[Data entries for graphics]
>>>

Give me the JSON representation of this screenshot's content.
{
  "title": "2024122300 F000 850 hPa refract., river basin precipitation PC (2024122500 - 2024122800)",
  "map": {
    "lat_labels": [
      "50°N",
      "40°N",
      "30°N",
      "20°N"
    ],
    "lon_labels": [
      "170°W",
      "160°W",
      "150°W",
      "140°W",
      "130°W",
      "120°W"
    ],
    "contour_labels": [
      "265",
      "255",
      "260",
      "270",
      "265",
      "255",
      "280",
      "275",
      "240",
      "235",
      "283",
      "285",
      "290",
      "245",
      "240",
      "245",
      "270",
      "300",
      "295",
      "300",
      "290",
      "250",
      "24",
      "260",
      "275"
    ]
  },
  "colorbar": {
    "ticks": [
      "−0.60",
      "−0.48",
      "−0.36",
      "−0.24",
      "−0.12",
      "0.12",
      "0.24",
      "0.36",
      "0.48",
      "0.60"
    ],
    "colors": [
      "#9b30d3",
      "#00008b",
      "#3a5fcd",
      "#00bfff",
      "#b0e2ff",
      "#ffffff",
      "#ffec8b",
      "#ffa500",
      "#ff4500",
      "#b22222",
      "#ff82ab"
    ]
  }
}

<<<

Exercise directions - Type out the entries again, word for word.

Output below -
Give me the JSON representation of this screenshot's content.
{
  "title": "2024122300 F000 850 hPa refract., river basin precipitation PC (2024122500 - 2024122800)",
  "map": {
    "lat_labels": [
      "50°N",
      "40°N",
      "30°N",
      "20°N"
    ],
    "lon_labels": [
      "170°W",
      "160°W",
      "150°W",
      "140°W",
      "130°W",
      "120°W"
    ],
    "contour_labels": [
      "265",
      "255",
      "260",
      "270",
      "265",
      "255",
      "280",
      "275",
      "240",
      "235",
      "283",
      "285",
      "290",
      "245",
      "240",
      "245",
      "270",
      "300",
      "295",
      "300",
      "290",
      "250",
      "24",
      "260",
      "275"
    ]
  },
  "colorbar": {
    "ticks": [
      "−0.60",
      "−0.48",
      "−0.36",
      "−0.24",
      "−0.12",
      "0.12",
      "0.24",
      "0.36",
      "0.48",
      "0.60"
    ],
    "colors": [
      "#9b30d3",
      "#00008b",
      "#3a5fcd",
      "#00bfff",
      "#b0e2ff",
      "#ffffff",
      "#ffec8b",
      "#ffa500",
      "#ff4500",
      "#b22222",
      "#ff82ab"
    ]
  }
}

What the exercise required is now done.